- _Instruction_
Filter the entries and keep only the lines where the string "chloride" appears.

[Figure contents as structured data]

━━━━━━

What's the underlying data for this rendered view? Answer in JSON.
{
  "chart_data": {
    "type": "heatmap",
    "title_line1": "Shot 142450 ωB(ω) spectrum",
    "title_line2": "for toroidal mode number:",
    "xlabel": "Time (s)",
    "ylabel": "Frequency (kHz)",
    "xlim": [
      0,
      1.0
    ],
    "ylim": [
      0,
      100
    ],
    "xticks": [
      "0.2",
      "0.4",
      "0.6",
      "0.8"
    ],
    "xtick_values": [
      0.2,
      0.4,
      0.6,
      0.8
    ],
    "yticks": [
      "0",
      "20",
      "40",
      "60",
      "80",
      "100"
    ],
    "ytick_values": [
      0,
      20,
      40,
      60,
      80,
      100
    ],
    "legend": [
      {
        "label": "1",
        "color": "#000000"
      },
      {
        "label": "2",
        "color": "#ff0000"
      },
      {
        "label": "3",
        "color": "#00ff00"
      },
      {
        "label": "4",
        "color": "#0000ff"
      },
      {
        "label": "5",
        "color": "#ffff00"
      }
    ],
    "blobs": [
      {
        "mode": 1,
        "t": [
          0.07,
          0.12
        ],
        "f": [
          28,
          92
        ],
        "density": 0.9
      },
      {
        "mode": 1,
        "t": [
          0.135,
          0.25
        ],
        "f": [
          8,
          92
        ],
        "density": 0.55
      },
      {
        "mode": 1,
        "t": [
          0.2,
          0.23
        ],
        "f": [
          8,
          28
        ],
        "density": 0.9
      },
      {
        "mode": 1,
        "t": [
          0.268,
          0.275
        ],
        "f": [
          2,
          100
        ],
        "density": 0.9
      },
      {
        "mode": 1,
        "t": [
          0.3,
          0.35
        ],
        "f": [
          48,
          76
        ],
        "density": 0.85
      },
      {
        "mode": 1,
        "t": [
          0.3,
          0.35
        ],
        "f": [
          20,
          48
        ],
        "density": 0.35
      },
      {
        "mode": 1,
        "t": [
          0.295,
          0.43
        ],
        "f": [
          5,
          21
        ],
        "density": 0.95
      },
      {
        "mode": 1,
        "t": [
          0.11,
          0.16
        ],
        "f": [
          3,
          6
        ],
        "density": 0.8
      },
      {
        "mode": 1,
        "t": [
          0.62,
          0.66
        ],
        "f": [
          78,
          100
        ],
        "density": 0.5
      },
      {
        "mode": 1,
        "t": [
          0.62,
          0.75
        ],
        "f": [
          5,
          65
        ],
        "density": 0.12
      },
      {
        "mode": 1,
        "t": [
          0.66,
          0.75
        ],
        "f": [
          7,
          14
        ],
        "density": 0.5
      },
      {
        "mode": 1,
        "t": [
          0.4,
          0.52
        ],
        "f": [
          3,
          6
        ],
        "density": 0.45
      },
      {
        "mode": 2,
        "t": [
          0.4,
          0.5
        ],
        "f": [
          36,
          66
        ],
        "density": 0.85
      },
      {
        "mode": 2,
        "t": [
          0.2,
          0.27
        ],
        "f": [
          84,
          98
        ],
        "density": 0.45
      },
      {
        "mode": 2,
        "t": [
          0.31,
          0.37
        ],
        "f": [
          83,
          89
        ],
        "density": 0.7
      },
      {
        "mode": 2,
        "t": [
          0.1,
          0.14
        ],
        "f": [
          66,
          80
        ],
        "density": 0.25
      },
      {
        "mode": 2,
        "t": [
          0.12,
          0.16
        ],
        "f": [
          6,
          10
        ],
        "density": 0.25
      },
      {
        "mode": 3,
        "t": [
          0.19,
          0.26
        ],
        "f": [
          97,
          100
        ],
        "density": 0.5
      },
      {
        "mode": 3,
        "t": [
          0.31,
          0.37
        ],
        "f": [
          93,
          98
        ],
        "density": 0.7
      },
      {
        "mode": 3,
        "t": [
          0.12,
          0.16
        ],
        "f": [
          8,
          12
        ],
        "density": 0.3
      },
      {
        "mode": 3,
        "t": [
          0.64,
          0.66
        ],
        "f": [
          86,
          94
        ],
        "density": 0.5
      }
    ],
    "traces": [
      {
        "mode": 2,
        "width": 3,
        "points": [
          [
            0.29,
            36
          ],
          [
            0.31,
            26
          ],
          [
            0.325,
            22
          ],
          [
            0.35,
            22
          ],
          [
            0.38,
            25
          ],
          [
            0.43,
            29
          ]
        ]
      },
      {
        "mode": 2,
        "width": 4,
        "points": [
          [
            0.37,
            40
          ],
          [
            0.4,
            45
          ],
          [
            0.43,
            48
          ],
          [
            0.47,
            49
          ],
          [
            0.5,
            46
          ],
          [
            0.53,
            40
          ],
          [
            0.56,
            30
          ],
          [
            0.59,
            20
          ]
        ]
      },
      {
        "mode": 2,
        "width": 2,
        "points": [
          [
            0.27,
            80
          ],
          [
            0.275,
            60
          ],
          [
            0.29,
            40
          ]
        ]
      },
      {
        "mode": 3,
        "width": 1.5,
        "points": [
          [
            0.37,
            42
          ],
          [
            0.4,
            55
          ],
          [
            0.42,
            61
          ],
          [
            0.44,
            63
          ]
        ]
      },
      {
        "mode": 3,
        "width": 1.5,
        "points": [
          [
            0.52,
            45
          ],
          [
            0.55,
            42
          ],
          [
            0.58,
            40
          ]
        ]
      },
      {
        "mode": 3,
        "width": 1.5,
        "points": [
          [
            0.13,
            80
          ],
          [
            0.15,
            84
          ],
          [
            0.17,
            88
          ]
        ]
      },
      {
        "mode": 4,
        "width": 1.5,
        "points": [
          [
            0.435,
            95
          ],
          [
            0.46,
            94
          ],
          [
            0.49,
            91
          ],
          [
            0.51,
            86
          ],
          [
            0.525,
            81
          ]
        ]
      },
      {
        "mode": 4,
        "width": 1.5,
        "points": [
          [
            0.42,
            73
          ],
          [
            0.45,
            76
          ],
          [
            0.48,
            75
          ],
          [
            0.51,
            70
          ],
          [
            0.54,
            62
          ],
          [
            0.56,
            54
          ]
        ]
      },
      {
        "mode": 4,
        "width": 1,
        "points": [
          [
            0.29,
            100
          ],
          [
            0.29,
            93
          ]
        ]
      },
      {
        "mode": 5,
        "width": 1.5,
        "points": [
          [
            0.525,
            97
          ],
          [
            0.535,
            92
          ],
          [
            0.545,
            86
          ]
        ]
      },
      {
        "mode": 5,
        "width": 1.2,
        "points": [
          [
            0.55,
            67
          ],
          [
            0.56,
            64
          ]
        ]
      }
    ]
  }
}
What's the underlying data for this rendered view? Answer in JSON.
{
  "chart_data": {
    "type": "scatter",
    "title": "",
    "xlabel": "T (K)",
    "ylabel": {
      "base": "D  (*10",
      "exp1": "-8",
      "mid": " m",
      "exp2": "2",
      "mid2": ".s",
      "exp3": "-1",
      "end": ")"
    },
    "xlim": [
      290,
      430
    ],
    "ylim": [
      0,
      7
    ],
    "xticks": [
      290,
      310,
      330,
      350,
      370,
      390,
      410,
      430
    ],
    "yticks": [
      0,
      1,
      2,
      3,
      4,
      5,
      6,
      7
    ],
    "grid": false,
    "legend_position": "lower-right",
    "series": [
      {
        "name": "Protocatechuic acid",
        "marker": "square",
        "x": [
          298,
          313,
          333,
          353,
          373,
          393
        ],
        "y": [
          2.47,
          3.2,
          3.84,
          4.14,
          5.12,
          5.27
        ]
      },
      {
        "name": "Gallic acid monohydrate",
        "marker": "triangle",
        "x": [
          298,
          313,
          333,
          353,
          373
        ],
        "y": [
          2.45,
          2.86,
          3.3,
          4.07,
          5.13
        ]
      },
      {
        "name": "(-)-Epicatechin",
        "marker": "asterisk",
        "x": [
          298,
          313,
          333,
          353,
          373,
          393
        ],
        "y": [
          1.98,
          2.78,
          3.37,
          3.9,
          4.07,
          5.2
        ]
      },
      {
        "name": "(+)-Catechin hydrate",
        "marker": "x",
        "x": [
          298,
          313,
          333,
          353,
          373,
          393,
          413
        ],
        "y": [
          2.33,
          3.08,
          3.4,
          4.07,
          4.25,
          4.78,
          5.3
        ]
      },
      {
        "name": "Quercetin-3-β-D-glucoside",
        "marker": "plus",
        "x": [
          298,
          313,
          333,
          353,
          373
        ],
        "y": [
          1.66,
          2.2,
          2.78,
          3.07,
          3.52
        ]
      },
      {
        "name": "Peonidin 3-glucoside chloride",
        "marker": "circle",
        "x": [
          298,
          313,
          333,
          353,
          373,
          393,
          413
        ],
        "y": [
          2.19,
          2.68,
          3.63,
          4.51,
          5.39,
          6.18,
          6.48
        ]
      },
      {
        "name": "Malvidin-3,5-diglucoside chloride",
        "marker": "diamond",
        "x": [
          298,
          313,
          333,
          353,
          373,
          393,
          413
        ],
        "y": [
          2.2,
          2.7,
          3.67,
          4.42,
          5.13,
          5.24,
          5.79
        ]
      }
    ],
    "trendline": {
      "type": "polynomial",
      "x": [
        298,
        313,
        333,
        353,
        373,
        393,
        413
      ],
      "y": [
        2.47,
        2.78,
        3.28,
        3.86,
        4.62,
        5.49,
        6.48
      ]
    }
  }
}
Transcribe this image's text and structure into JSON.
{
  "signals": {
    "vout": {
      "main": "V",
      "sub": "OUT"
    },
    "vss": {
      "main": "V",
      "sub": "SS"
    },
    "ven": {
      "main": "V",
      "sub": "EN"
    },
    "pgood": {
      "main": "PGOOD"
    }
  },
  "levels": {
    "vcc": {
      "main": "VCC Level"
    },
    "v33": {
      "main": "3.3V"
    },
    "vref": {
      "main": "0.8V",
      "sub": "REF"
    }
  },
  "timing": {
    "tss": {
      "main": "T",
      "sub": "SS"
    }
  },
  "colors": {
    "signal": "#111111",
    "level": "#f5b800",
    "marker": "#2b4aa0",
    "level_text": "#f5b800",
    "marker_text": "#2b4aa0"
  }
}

━━━━━━

- _Solution for this problem_
        "name": "Peonidin 3-glucoside chloride",
        "name": "Malvidin-3,5-diglucoside chloride",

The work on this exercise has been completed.